## EXERCISE
Each line of the material must be repeated precisely, with the pictures left out.

## GIVEN RECORDS
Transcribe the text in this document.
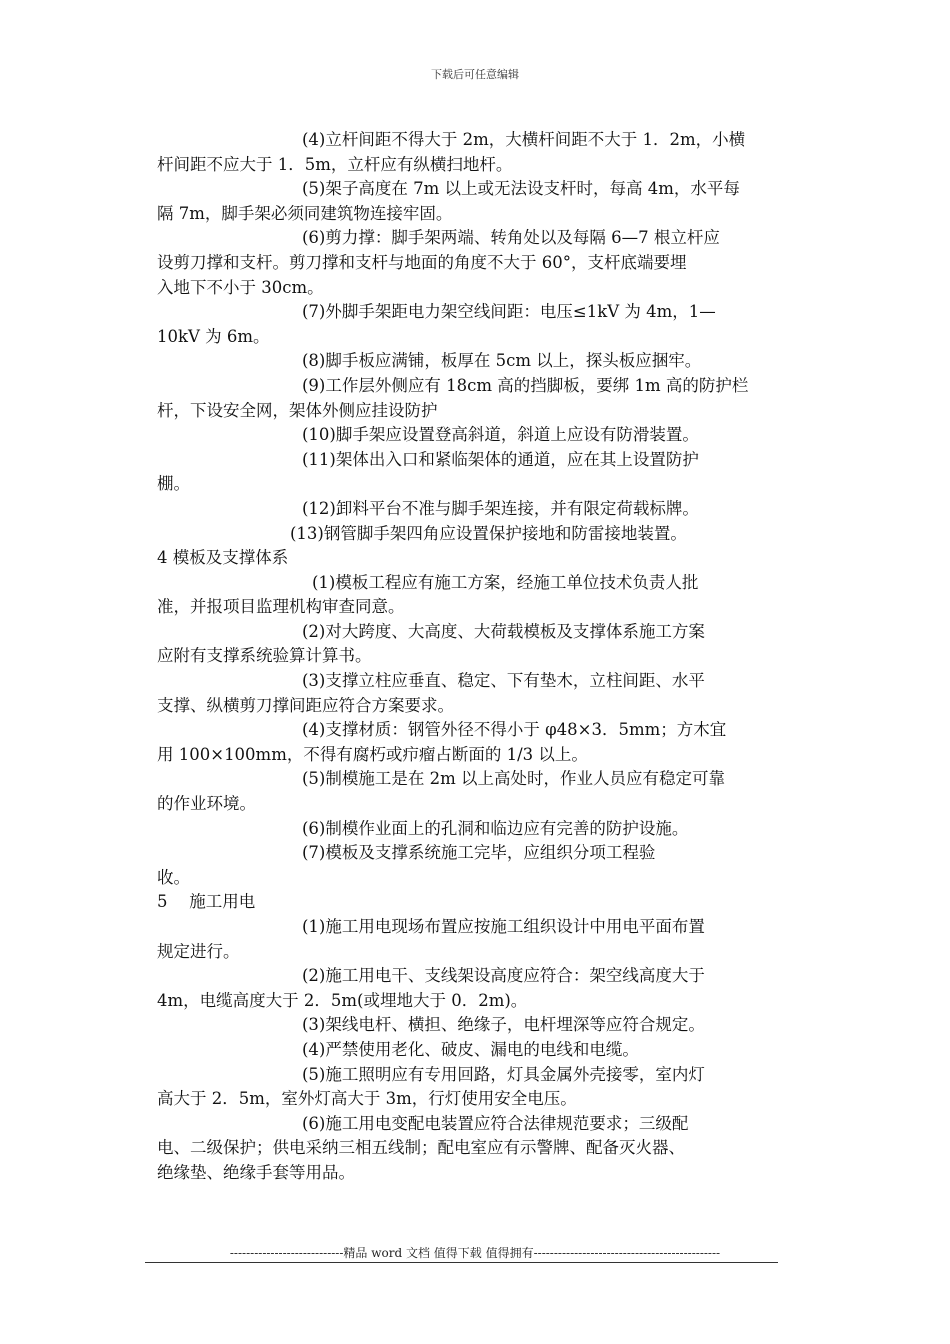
下载后可任意编辑
(4)立杆间距不得大于 2m，大横杆间距不大于 1．2m，小横
杆间距不应大于 1．5m，立杆应有纵横扫地杆。
(5)架子高度在 7m 以上或无法设支杆时，每高 4m，水平每
隔 7m，脚手架必须同建筑物连接牢固。
(6)剪力撑：脚手架两端、转角处以及每隔 6—7 根立杆应
设剪刀撑和支杆。剪刀撑和支杆与地面的角度不大于 60°，支杆底端要埋
入地下不小于 30cm。
(7)外脚手架距电力架空线间距：电压≤1kV 为 4m，1—
10kV 为 6m。
(8)脚手板应满铺，板厚在 5cm 以上，探头板应捆牢。
(9)工作层外侧应有 18cm 高的挡脚板，要绑 1m 高的防护栏
杆，下设安全网，架体外侧应挂设防护
(10)脚手架应设置登高斜道，斜道上应设有防滑装置。
(11)架体出入口和紧临架体的通道，应在其上设置防护
棚。
(12)卸料平台不准与脚手架连接，并有限定荷载标牌。
(13)钢管脚手架四角应设置保护接地和防雷接地装置。
4 模板及支撑体系
(1)模板工程应有施工方案，经施工单位技术负责人批
准，并报项目监理机构审查同意。
(2)对大跨度、大高度、大荷载模板及支撑体系施工方案
应附有支撑系统验算计算书。
(3)支撑立柱应垂直、稳定、下有垫木，立柱间距、水平
支撑、纵横剪刀撑间距应符合方案要求。
(4)支撑材质：钢管外径不得小于 φ48×3．5mm；方木宜
用 100×100mm，不得有腐朽或疖瘤占断面的 1/3 以上。
(5)制模施工是在 2m 以上高处时，作业人员应有稳定可靠
的作业环境。
(6)制模作业面上的孔洞和临边应有完善的防护设施。
(7)模板及支撑系统施工完毕，应组织分项工程验
收。
5　 施工用电
(1)施工用电现场布置应按施工组织设计中用电平面布置
规定进行。
(2)施工用电干、支线架设高度应符合：架空线高度大于
4m，电缆高度大于 2．5m(或埋地大于 0．2m)。
(3)架线电杆、横担、绝缘子，电杆埋深等应符合规定。
(4)严禁使用老化、破皮、漏电的电线和电缆。
(5)施工照明应有专用回路，灯具金属外壳接零，室内灯
高大于 2．5m，室外灯高大于 3m，行灯使用安全电压。
(6)施工用电变配电装置应符合法律规范要求；三级配
电、二级保护；供电采纳三相五线制；配电室应有示警牌、配备灭火器、
绝缘垫、绝缘手套等用品。
----------------------------精品 word 文档 值得下载 值得拥有----------------------------------------------
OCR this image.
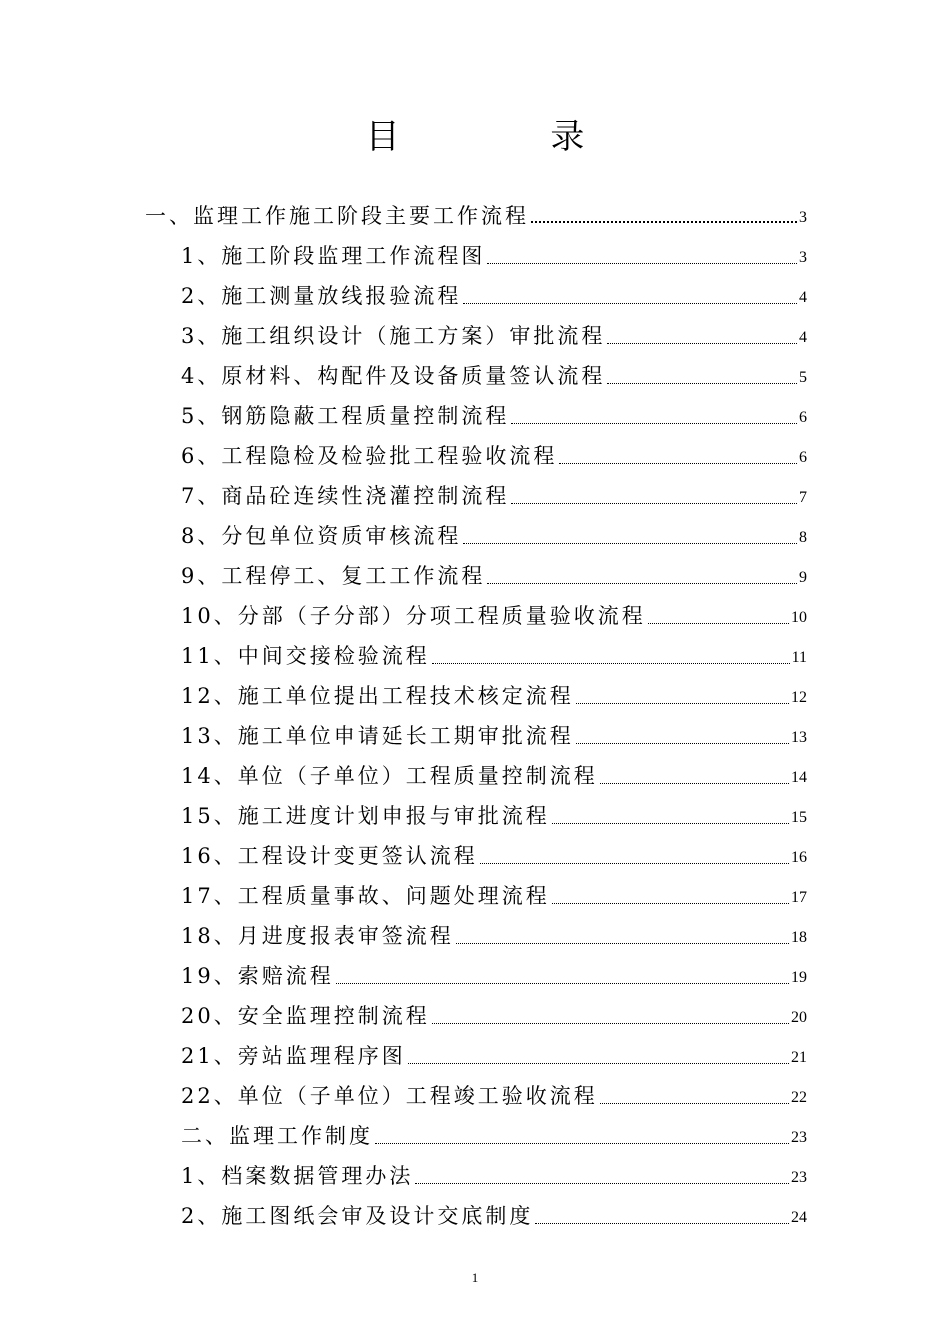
目 录
一、监理工作施工阶段主要工作流程	3
1、施工阶段监理工作流程图	3
2、施工测量放线报验流程	4
3、施工组织设计（施工方案）审批流程	4
4、原材料、构配件及设备质量签认流程	5
5、钢筋隐蔽工程质量控制流程	6
6、工程隐检及检验批工程验收流程	6
7、商品砼连续性浇灌控制流程	7
8、分包单位资质审核流程	8
9、工程停工、复工工作流程	9
10、分部（子分部）分项工程质量验收流程	10
11、中间交接检验流程	11
12、施工单位提出工程技术核定流程	12
13、施工单位申请延长工期审批流程	13
14、单位（子单位）工程质量控制流程	14
15、施工进度计划申报与审批流程	15
16、工程设计变更签认流程	16
17、工程质量事故、问题处理流程	17
18、月进度报表审签流程	18
19、索赔流程	19
20、安全监理控制流程	20
21、旁站监理程序图	21
22、单位（子单位）工程竣工验收流程	22
二、监理工作制度	23
1、档案数据管理办法	23
2、施工图纸会审及设计交底制度	24
1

## COMPLETE ANSWER
Transcribe the text in this document.
下载后可任意编辑
(4)立杆间距不得大于 2m，大横杆间距不大于 1．2m，小横
杆间距不应大于 1．5m，立杆应有纵横扫地杆。
(5)架子高度在 7m 以上或无法设支杆时，每高 4m，水平每
隔 7m，脚手架必须同建筑物连接牢固。
(6)剪力撑：脚手架两端、转角处以及每隔 6—7 根立杆应
设剪刀撑和支杆。剪刀撑和支杆与地面的角度不大于 60°，支杆底端要埋
入地下不小于 30cm。
(7)外脚手架距电力架空线间距：电压≤1kV 为 4m，1—
10kV 为 6m。
(8)脚手板应满铺，板厚在 5cm 以上，探头板应捆牢。
(9)工作层外侧应有 18cm 高的挡脚板，要绑 1m 高的防护栏
杆，下设安全网，架体外侧应挂设防护
(10)脚手架应设置登高斜道，斜道上应设有防滑装置。
(11)架体出入口和紧临架体的通道，应在其上设置防护
棚。
(12)卸料平台不准与脚手架连接，并有限定荷载标牌。
(13)钢管脚手架四角应设置保护接地和防雷接地装置。
4 模板及支撑体系
(1)模板工程应有施工方案，经施工单位技术负责人批
准，并报项目监理机构审查同意。
(2)对大跨度、大高度、大荷载模板及支撑体系施工方案
应附有支撑系统验算计算书。
(3)支撑立柱应垂直、稳定、下有垫木，立柱间距、水平
支撑、纵横剪刀撑间距应符合方案要求。
(4)支撑材质：钢管外径不得小于 φ48×3．5mm；方木宜
用 100×100mm，不得有腐朽或疖瘤占断面的 1/3 以上。
(5)制模施工是在 2m 以上高处时，作业人员应有稳定可靠
的作业环境。
(6)制模作业面上的孔洞和临边应有完善的防护设施。
(7)模板及支撑系统施工完毕，应组织分项工程验
收。
5　 施工用电
(1)施工用电现场布置应按施工组织设计中用电平面布置
规定进行。
(2)施工用电干、支线架设高度应符合：架空线高度大于
4m，电缆高度大于 2．5m(或埋地大于 0．2m)。
(3)架线电杆、横担、绝缘子，电杆埋深等应符合规定。
(4)严禁使用老化、破皮、漏电的电线和电缆。
(5)施工照明应有专用回路，灯具金属外壳接零，室内灯
高大于 2．5m，室外灯高大于 3m，行灯使用安全电压。
(6)施工用电变配电装置应符合法律规范要求；三级配
电、二级保护；供电采纳三相五线制；配电室应有示警牌、配备灭火器、
绝缘垫、绝缘手套等用品。
----------------------------精品 word 文档 值得下载 值得拥有----------------------------------------------
OCR this image.
目 录
一、监理工作施工阶段主要工作流程	3
1、施工阶段监理工作流程图	3
2、施工测量放线报验流程	4
3、施工组织设计（施工方案）审批流程	4
4、原材料、构配件及设备质量签认流程	5
5、钢筋隐蔽工程质量控制流程	6
6、工程隐检及检验批工程验收流程	6
7、商品砼连续性浇灌控制流程	7
8、分包单位资质审核流程	8
9、工程停工、复工工作流程	9
10、分部（子分部）分项工程质量验收流程	10
11、中间交接检验流程	11
12、施工单位提出工程技术核定流程	12
13、施工单位申请延长工期审批流程	13
14、单位（子单位）工程质量控制流程	14
15、施工进度计划申报与审批流程	15
16、工程设计变更签认流程	16
17、工程质量事故、问题处理流程	17
18、月进度报表审签流程	18
19、索赔流程	19
20、安全监理控制流程	20
21、旁站监理程序图	21
22、单位（子单位）工程竣工验收流程	22
二、监理工作制度	23
1、档案数据管理办法	23
2、施工图纸会审及设计交底制度	24
1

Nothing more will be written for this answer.